What to produce: Identify and copy all lines of the material where the string "спортивных" is found.

Extracted entries:
::::::::

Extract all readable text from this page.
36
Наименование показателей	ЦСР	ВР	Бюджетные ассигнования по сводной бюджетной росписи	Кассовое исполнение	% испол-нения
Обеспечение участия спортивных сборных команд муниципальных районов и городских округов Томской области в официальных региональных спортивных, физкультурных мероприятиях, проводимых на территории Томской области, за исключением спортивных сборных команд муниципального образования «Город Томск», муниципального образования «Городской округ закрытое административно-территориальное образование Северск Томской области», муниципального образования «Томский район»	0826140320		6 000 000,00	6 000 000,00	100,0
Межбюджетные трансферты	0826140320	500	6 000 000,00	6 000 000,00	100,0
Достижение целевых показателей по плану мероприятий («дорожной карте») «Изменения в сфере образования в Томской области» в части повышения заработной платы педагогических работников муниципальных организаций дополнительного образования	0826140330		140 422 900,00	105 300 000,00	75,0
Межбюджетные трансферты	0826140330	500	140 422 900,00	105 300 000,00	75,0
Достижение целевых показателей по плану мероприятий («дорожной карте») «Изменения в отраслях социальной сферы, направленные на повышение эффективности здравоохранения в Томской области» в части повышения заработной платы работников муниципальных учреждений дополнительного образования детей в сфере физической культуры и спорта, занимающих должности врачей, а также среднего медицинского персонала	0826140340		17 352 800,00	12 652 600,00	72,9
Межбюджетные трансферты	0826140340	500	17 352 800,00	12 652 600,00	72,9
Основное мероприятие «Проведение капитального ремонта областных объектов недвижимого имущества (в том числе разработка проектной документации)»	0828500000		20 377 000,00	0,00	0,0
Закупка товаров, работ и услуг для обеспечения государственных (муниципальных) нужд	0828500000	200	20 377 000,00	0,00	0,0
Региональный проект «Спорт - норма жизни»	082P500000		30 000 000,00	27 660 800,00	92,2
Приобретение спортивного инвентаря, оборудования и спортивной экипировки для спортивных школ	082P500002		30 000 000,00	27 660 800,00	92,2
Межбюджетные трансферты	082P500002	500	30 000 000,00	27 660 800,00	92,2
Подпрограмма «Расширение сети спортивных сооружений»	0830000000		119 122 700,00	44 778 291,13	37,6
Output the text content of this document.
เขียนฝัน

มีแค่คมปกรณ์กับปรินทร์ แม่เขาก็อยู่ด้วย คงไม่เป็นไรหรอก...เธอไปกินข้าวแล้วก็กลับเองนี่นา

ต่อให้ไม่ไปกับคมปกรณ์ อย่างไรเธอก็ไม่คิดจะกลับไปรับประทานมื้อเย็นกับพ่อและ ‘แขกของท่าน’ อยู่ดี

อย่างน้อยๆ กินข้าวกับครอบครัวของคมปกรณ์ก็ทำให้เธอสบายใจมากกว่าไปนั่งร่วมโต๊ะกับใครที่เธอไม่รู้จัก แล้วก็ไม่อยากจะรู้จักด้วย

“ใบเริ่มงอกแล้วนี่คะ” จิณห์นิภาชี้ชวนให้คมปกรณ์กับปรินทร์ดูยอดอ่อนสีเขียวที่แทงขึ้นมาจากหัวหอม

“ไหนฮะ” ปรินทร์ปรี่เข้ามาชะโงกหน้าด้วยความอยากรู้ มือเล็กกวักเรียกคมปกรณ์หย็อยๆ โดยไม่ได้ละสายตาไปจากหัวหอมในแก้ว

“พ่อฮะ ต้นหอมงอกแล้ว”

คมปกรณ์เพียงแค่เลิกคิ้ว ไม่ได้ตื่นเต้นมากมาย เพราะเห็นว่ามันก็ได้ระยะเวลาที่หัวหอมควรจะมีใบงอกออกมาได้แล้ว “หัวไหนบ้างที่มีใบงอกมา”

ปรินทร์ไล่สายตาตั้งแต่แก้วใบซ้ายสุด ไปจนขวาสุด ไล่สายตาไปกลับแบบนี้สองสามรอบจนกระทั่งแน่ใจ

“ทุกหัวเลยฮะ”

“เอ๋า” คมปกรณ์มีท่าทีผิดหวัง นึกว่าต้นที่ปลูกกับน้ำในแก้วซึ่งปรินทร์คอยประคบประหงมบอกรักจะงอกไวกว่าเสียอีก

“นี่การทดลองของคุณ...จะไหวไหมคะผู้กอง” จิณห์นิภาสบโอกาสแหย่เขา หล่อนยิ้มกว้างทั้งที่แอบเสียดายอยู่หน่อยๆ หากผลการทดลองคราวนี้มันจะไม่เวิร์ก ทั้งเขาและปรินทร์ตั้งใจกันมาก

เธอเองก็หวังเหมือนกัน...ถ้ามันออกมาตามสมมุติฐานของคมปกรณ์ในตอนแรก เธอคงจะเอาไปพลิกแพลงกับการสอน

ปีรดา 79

::::::::

Final answer:
Обеспечение участия спортивных сборных команд муниципальных районов и городских округов Томской области в официальных региональных спортивных, физкультурных мероприятиях, проводимых на территории Томской области, за исключением спортивных сборных команд муниципального образования «Город Томск», муниципального образования «Городской округ закрытое административно-территориальное образование Северск Томской области», муниципального образования «Томский район»	0826140320		6 000 000,00	6 000 000,00	100,0
Приобретение спортивного инвентаря, оборудования и спортивной экипировки для спортивных школ	082P500002		30 000 000,00	27 660 800,00	92,2
Подпрограмма «Расширение сети спортивных сооружений»	0830000000		119 122 700,00	44 778 291,13	37,6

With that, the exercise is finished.